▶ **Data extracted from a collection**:

--

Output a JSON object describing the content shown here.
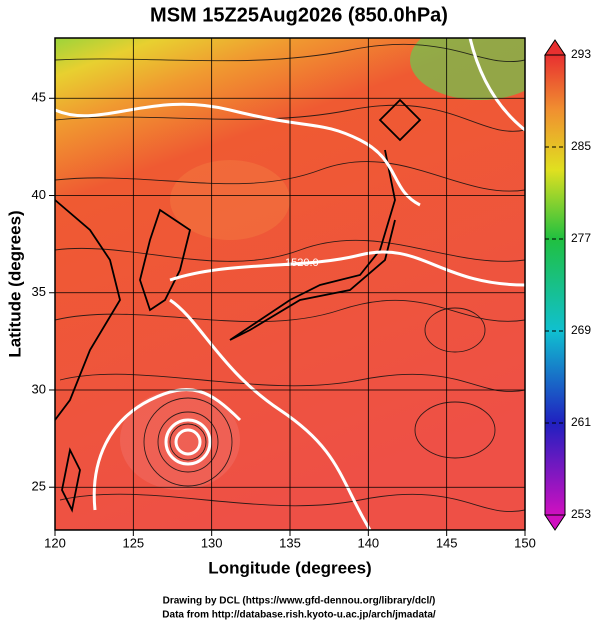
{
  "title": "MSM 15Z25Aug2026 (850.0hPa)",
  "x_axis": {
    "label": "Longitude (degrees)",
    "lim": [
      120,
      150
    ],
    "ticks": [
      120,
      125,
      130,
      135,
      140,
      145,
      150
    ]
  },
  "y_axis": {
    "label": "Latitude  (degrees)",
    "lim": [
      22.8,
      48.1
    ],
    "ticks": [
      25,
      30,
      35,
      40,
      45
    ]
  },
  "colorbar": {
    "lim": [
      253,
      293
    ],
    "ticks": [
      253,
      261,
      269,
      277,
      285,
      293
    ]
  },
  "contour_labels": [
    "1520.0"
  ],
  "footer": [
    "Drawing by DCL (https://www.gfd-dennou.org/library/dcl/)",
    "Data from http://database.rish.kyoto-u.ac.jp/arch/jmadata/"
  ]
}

--

▶ **Task**: Copy out the data above exactly, except the pictures.

▶ **The completed task**:
Output a JSON object describing the content shown here.
{
  "title": "MSM 15Z25Aug2026 (850.0hPa)",
  "x_axis": {
    "label": "Longitude (degrees)",
    "lim": [
      120,
      150
    ],
    "ticks": [
      120,
      125,
      130,
      135,
      140,
      145,
      150
    ]
  },
  "y_axis": {
    "label": "Latitude  (degrees)",
    "lim": [
      22.8,
      48.1
    ],
    "ticks": [
      25,
      30,
      35,
      40,
      45
    ]
  },
  "colorbar": {
    "lim": [
      253,
      293
    ],
    "ticks": [
      253,
      261,
      269,
      277,
      285,
      293
    ]
  },
  "contour_labels": [
    "1520.0"
  ],
  "footer": [
    "Drawing by DCL (https://www.gfd-dennou.org/library/dcl/)",
    "Data from http://database.rish.kyoto-u.ac.jp/arch/jmadata/"
  ]
}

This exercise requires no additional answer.